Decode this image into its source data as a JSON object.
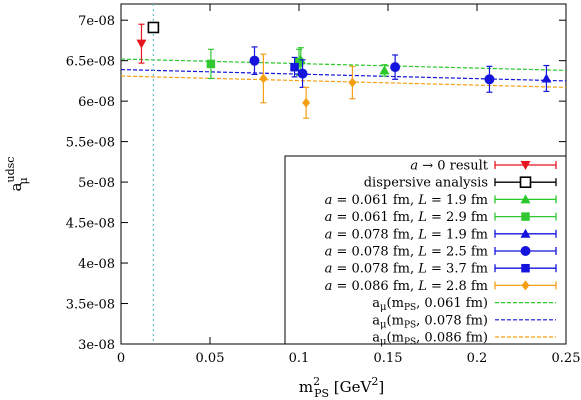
{
  "chart_data": {
    "type": "scatter",
    "title": "",
    "xlabel": {
      "base": "m",
      "sup": "2",
      "sub": "PS",
      "unit": "[GeV",
      "unit_sup": "2",
      "unit_close": "]"
    },
    "ylabel": {
      "base": "a",
      "sup": "udsc",
      "sub": "μ"
    },
    "xlim": [
      0,
      0.25
    ],
    "ylim": [
      3e-08,
      7.2e-08
    ],
    "xticks": [
      0,
      0.05,
      0.1,
      0.15,
      0.2,
      0.25
    ],
    "xtick_labels": [
      "0",
      "0.05",
      "0.1",
      "0.15",
      "0.2",
      "0.25"
    ],
    "yticks": [
      3e-08,
      3.5e-08,
      4e-08,
      4.5e-08,
      5e-08,
      5.5e-08,
      6e-08,
      6.5e-08,
      7e-08
    ],
    "ytick_labels": [
      "3e-08",
      "3.5e-08",
      "4e-08",
      "4.5e-08",
      "5e-08",
      "5.5e-08",
      "6e-08",
      "6.5e-08",
      "7e-08"
    ],
    "vertical_line": {
      "x": 0.0182,
      "color": "#5fc8c8"
    },
    "legend_position": "bottom-right",
    "series": [
      {
        "name": "a → 0 result",
        "legend": {
          "pre": "a",
          "post": " → 0 result",
          "italic_pre": true
        },
        "marker": "triangle-down",
        "color": "#e8141e",
        "points": [
          {
            "x": 0.0115,
            "y": 6.71e-08,
            "err": 2.4e-09
          }
        ]
      },
      {
        "name": "dispersive analysis",
        "legend": {
          "pre": "dispersive analysis"
        },
        "marker": "square-open",
        "color": "#000000",
        "points": [
          {
            "x": 0.0182,
            "y": 6.91e-08,
            "err": 4e-10
          }
        ]
      },
      {
        "name": "a = 0.061 fm, L = 1.9 fm",
        "legend": {
          "pre": "a = 0.061 fm, L = 1.9 fm",
          "formula": true
        },
        "marker": "triangle-up",
        "color": "#28c828",
        "points": [
          {
            "x": 0.101,
            "y": 6.51e-08,
            "err": 1.5e-09
          },
          {
            "x": 0.148,
            "y": 6.38e-08,
            "err": 7e-10
          }
        ]
      },
      {
        "name": "a = 0.061 fm, L = 2.9 fm",
        "legend": {
          "pre": "a = 0.061 fm, L = 2.9 fm",
          "formula": true
        },
        "marker": "square",
        "color": "#32c832",
        "points": [
          {
            "x": 0.0505,
            "y": 6.46e-08,
            "err": 1.8e-09
          },
          {
            "x": 0.1,
            "y": 6.48e-08,
            "err": 1.6e-09
          }
        ]
      },
      {
        "name": "a = 0.078 fm, L = 1.9 fm",
        "legend": {
          "pre": "a = 0.078 fm, L = 1.9 fm",
          "formula": true
        },
        "marker": "triangle-up",
        "color": "#1414dc",
        "points": [
          {
            "x": 0.239,
            "y": 6.28e-08,
            "err": 1.6e-09
          }
        ]
      },
      {
        "name": "a = 0.078 fm, L = 2.5 fm",
        "legend": {
          "pre": "a = 0.078 fm, L = 2.5 fm",
          "formula": true
        },
        "marker": "circle",
        "color": "#1414dc",
        "points": [
          {
            "x": 0.075,
            "y": 6.5e-08,
            "err": 1.7e-09
          },
          {
            "x": 0.102,
            "y": 6.34e-08,
            "err": 1.7e-09
          },
          {
            "x": 0.154,
            "y": 6.42e-08,
            "err": 1.5e-09
          },
          {
            "x": 0.207,
            "y": 6.27e-08,
            "err": 1.6e-09
          }
        ]
      },
      {
        "name": "a = 0.078 fm, L = 3.7 fm",
        "legend": {
          "pre": "a = 0.078 fm, L = 3.7 fm",
          "formula": true
        },
        "marker": "square",
        "color": "#1414dc",
        "points": [
          {
            "x": 0.0975,
            "y": 6.42e-08,
            "err": 1.2e-09
          }
        ]
      },
      {
        "name": "a = 0.086 fm, L = 2.8 fm",
        "legend": {
          "pre": "a = 0.086 fm, L = 2.8 fm",
          "formula": true
        },
        "marker": "diamond",
        "color": "#f5a014",
        "points": [
          {
            "x": 0.08,
            "y": 6.28e-08,
            "err": 3e-09
          },
          {
            "x": 0.104,
            "y": 5.98e-08,
            "err": 1.9e-09
          },
          {
            "x": 0.13,
            "y": 6.23e-08,
            "err": 2e-09
          }
        ]
      }
    ],
    "fits": [
      {
        "name": "aμ(mPS, 0.061 fm)",
        "legend": {
          "pre": "a",
          "sub": "μ",
          "args": "(m",
          "args_sub": "PS",
          "tail": ", 0.061 fm)"
        },
        "color": "#28c828",
        "y0": 6.52e-08,
        "slope": -5.6e-09
      },
      {
        "name": "aμ(mPS, 0.078 fm)",
        "legend": {
          "pre": "a",
          "sub": "μ",
          "args": "(m",
          "args_sub": "PS",
          "tail": ", 0.078 fm)"
        },
        "color": "#1414dc",
        "y0": 6.39e-08,
        "slope": -5.6e-09
      },
      {
        "name": "aμ(mPS, 0.086 fm)",
        "legend": {
          "pre": "a",
          "sub": "μ",
          "args": "(m",
          "args_sub": "PS",
          "tail": ", 0.086 fm)"
        },
        "color": "#f5a014",
        "y0": 6.31e-08,
        "slope": -5.6e-09
      }
    ]
  }
}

## Short problem
Copy the material above exactly and drop the pictures.

## Right answer
Decode this image into its source data as a JSON object.
{
  "chart_data": {
    "type": "scatter",
    "title": "",
    "xlabel": {
      "base": "m",
      "sup": "2",
      "sub": "PS",
      "unit": "[GeV",
      "unit_sup": "2",
      "unit_close": "]"
    },
    "ylabel": {
      "base": "a",
      "sup": "udsc",
      "sub": "μ"
    },
    "xlim": [
      0,
      0.25
    ],
    "ylim": [
      3e-08,
      7.2e-08
    ],
    "xticks": [
      0,
      0.05,
      0.1,
      0.15,
      0.2,
      0.25
    ],
    "xtick_labels": [
      "0",
      "0.05",
      "0.1",
      "0.15",
      "0.2",
      "0.25"
    ],
    "yticks": [
      3e-08,
      3.5e-08,
      4e-08,
      4.5e-08,
      5e-08,
      5.5e-08,
      6e-08,
      6.5e-08,
      7e-08
    ],
    "ytick_labels": [
      "3e-08",
      "3.5e-08",
      "4e-08",
      "4.5e-08",
      "5e-08",
      "5.5e-08",
      "6e-08",
      "6.5e-08",
      "7e-08"
    ],
    "vertical_line": {
      "x": 0.0182,
      "color": "#5fc8c8"
    },
    "legend_position": "bottom-right",
    "series": [
      {
        "name": "a → 0 result",
        "legend": {
          "pre": "a",
          "post": " → 0 result",
          "italic_pre": true
        },
        "marker": "triangle-down",
        "color": "#e8141e",
        "points": [
          {
            "x": 0.0115,
            "y": 6.71e-08,
            "err": 2.4e-09
          }
        ]
      },
      {
        "name": "dispersive analysis",
        "legend": {
          "pre": "dispersive analysis"
        },
        "marker": "square-open",
        "color": "#000000",
        "points": [
          {
            "x": 0.0182,
            "y": 6.91e-08,
            "err": 4e-10
          }
        ]
      },
      {
        "name": "a = 0.061 fm, L = 1.9 fm",
        "legend": {
          "pre": "a = 0.061 fm, L = 1.9 fm",
          "formula": true
        },
        "marker": "triangle-up",
        "color": "#28c828",
        "points": [
          {
            "x": 0.101,
            "y": 6.51e-08,
            "err": 1.5e-09
          },
          {
            "x": 0.148,
            "y": 6.38e-08,
            "err": 7e-10
          }
        ]
      },
      {
        "name": "a = 0.061 fm, L = 2.9 fm",
        "legend": {
          "pre": "a = 0.061 fm, L = 2.9 fm",
          "formula": true
        },
        "marker": "square",
        "color": "#32c832",
        "points": [
          {
            "x": 0.0505,
            "y": 6.46e-08,
            "err": 1.8e-09
          },
          {
            "x": 0.1,
            "y": 6.48e-08,
            "err": 1.6e-09
          }
        ]
      },
      {
        "name": "a = 0.078 fm, L = 1.9 fm",
        "legend": {
          "pre": "a = 0.078 fm, L = 1.9 fm",
          "formula": true
        },
        "marker": "triangle-up",
        "color": "#1414dc",
        "points": [
          {
            "x": 0.239,
            "y": 6.28e-08,
            "err": 1.6e-09
          }
        ]
      },
      {
        "name": "a = 0.078 fm, L = 2.5 fm",
        "legend": {
          "pre": "a = 0.078 fm, L = 2.5 fm",
          "formula": true
        },
        "marker": "circle",
        "color": "#1414dc",
        "points": [
          {
            "x": 0.075,
            "y": 6.5e-08,
            "err": 1.7e-09
          },
          {
            "x": 0.102,
            "y": 6.34e-08,
            "err": 1.7e-09
          },
          {
            "x": 0.154,
            "y": 6.42e-08,
            "err": 1.5e-09
          },
          {
            "x": 0.207,
            "y": 6.27e-08,
            "err": 1.6e-09
          }
        ]
      },
      {
        "name": "a = 0.078 fm, L = 3.7 fm",
        "legend": {
          "pre": "a = 0.078 fm, L = 3.7 fm",
          "formula": true
        },
        "marker": "square",
        "color": "#1414dc",
        "points": [
          {
            "x": 0.0975,
            "y": 6.42e-08,
            "err": 1.2e-09
          }
        ]
      },
      {
        "name": "a = 0.086 fm, L = 2.8 fm",
        "legend": {
          "pre": "a = 0.086 fm, L = 2.8 fm",
          "formula": true
        },
        "marker": "diamond",
        "color": "#f5a014",
        "points": [
          {
            "x": 0.08,
            "y": 6.28e-08,
            "err": 3e-09
          },
          {
            "x": 0.104,
            "y": 5.98e-08,
            "err": 1.9e-09
          },
          {
            "x": 0.13,
            "y": 6.23e-08,
            "err": 2e-09
          }
        ]
      }
    ],
    "fits": [
      {
        "name": "aμ(mPS, 0.061 fm)",
        "legend": {
          "pre": "a",
          "sub": "μ",
          "args": "(m",
          "args_sub": "PS",
          "tail": ", 0.061 fm)"
        },
        "color": "#28c828",
        "y0": 6.52e-08,
        "slope": -5.6e-09
      },
      {
        "name": "aμ(mPS, 0.078 fm)",
        "legend": {
          "pre": "a",
          "sub": "μ",
          "args": "(m",
          "args_sub": "PS",
          "tail": ", 0.078 fm)"
        },
        "color": "#1414dc",
        "y0": 6.39e-08,
        "slope": -5.6e-09
      },
      {
        "name": "aμ(mPS, 0.086 fm)",
        "legend": {
          "pre": "a",
          "sub": "μ",
          "args": "(m",
          "args_sub": "PS",
          "tail": ", 0.086 fm)"
        },
        "color": "#f5a014",
        "y0": 6.31e-08,
        "slope": -5.6e-09
      }
    ]
  }
}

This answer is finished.